What to do |
Filter for the word "this" and keep each matching line.

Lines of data

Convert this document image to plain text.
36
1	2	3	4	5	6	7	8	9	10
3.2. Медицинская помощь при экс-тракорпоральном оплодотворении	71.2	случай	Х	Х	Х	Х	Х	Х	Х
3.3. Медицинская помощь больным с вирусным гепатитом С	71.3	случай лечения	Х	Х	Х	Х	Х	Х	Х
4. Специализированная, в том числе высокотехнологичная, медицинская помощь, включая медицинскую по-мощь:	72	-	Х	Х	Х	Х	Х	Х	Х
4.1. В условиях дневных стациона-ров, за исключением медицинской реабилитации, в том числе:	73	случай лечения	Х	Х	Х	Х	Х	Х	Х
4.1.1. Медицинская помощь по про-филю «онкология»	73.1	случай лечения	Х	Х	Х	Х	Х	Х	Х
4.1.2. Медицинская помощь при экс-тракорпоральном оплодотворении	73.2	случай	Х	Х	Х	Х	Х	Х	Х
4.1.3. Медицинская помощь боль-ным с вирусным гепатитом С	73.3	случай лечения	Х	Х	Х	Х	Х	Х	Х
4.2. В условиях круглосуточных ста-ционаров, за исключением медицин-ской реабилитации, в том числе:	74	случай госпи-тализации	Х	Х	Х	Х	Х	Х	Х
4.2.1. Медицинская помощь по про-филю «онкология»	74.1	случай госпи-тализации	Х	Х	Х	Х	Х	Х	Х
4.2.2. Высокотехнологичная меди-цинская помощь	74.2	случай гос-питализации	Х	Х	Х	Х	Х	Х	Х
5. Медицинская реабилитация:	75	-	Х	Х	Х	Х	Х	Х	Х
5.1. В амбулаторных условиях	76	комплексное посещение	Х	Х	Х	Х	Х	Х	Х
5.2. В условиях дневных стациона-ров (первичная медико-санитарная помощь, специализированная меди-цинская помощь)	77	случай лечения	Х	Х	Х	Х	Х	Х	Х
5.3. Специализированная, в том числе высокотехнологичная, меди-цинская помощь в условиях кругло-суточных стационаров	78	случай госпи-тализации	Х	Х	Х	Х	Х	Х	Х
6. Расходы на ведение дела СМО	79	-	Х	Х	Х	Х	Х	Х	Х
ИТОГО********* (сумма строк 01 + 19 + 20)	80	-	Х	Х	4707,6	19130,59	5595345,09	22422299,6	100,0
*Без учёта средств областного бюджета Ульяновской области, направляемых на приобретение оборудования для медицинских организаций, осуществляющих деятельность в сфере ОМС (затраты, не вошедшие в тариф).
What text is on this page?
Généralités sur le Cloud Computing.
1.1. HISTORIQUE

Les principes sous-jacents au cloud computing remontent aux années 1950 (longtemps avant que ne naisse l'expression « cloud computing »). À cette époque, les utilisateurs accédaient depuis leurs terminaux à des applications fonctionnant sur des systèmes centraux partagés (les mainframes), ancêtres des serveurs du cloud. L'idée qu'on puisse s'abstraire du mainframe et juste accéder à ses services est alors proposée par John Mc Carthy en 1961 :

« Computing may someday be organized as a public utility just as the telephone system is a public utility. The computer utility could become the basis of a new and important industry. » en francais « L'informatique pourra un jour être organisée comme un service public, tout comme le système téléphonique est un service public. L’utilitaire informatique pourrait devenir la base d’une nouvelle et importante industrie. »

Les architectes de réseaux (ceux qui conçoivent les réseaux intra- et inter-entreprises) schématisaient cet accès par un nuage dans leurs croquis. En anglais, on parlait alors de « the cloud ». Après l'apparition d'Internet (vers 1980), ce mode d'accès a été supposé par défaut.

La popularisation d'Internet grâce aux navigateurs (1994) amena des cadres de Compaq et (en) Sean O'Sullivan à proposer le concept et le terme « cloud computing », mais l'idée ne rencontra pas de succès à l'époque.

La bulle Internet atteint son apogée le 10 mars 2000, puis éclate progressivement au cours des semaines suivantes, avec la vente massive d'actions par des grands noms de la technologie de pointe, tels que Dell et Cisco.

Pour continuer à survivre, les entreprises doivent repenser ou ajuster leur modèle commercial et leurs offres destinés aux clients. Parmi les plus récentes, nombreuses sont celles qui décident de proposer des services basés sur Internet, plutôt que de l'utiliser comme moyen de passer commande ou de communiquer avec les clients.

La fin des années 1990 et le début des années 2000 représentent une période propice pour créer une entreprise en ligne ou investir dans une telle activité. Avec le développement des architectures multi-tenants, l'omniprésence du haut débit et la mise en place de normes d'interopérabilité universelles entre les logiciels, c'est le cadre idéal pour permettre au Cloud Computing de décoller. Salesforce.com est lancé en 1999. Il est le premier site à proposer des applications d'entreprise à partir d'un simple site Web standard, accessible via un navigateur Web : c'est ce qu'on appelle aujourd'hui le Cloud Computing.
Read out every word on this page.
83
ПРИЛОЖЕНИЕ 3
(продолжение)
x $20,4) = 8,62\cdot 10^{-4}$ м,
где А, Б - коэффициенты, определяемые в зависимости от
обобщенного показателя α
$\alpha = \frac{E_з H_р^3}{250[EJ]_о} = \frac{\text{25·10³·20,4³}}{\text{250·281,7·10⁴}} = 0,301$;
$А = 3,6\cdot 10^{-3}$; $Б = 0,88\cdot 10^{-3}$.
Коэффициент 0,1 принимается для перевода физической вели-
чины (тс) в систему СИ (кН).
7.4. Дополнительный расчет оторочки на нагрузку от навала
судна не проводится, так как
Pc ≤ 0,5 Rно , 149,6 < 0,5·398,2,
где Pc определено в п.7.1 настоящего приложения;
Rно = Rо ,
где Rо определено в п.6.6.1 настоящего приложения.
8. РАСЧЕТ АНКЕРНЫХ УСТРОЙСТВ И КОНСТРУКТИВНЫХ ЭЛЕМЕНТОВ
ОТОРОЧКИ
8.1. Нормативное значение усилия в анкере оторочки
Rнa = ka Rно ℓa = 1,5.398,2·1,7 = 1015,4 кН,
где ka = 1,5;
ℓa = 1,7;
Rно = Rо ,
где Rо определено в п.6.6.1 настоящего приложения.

The answer |
Convert this document image to plain text.
What text is on this page?
Read out every word on this page.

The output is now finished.